▼▼▼
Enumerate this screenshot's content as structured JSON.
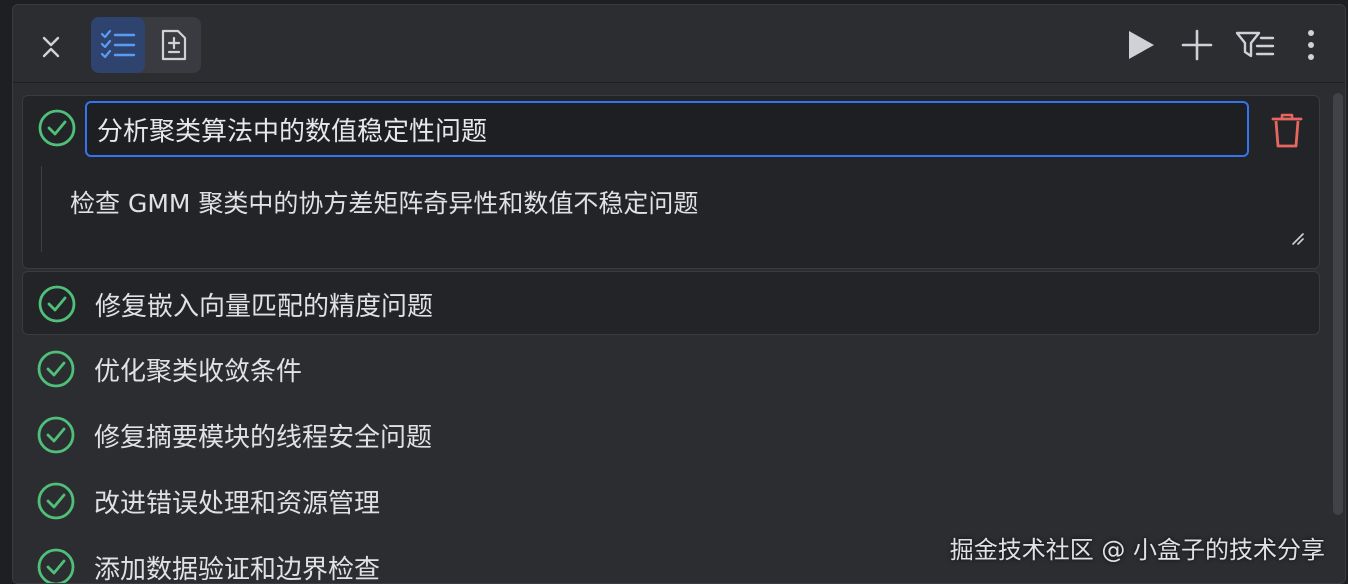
{
  "toolbar": {
    "collapse_icon": "collapse-expand-icon",
    "view_todo_icon": "checklist-icon",
    "view_add_icon": "add-document-icon",
    "run_icon": "play-icon",
    "add_icon": "plus-icon",
    "filter_icon": "filter-list-icon",
    "more_icon": "more-vertical-icon"
  },
  "tasks": {
    "editing": {
      "title": "分析聚类算法中的数值稳定性问题",
      "description": "检查 GMM 聚类中的协方差矩阵奇异性和数值不稳定问题"
    },
    "items": [
      {
        "label": "修复嵌入向量匹配的精度问题"
      },
      {
        "label": "优化聚类收敛条件"
      },
      {
        "label": "修复摘要模块的线程安全问题"
      },
      {
        "label": "改进错误处理和资源管理"
      },
      {
        "label": "添加数据验证和边界检查"
      }
    ]
  },
  "colors": {
    "accent": "#3574f0",
    "success": "#4fbf7a",
    "danger": "#e5675f",
    "background": "#2b2d30"
  },
  "watermark": "掘金技术社区 @ 小盒子的技术分享"
}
▲▲▲
**The exercise:** Word for word, quote the lines above. Omit the pictures.

**Exercise answer:**
Enumerate this screenshot's content as structured JSON.
{
  "toolbar": {
    "collapse_icon": "collapse-expand-icon",
    "view_todo_icon": "checklist-icon",
    "view_add_icon": "add-document-icon",
    "run_icon": "play-icon",
    "add_icon": "plus-icon",
    "filter_icon": "filter-list-icon",
    "more_icon": "more-vertical-icon"
  },
  "tasks": {
    "editing": {
      "title": "分析聚类算法中的数值稳定性问题",
      "description": "检查 GMM 聚类中的协方差矩阵奇异性和数值不稳定问题"
    },
    "items": [
      {
        "label": "修复嵌入向量匹配的精度问题"
      },
      {
        "label": "优化聚类收敛条件"
      },
      {
        "label": "修复摘要模块的线程安全问题"
      },
      {
        "label": "改进错误处理和资源管理"
      },
      {
        "label": "添加数据验证和边界检查"
      }
    ]
  },
  "colors": {
    "accent": "#3574f0",
    "success": "#4fbf7a",
    "danger": "#e5675f",
    "background": "#2b2d30"
  },
  "watermark": "掘金技术社区 @ 小盒子的技术分享"
}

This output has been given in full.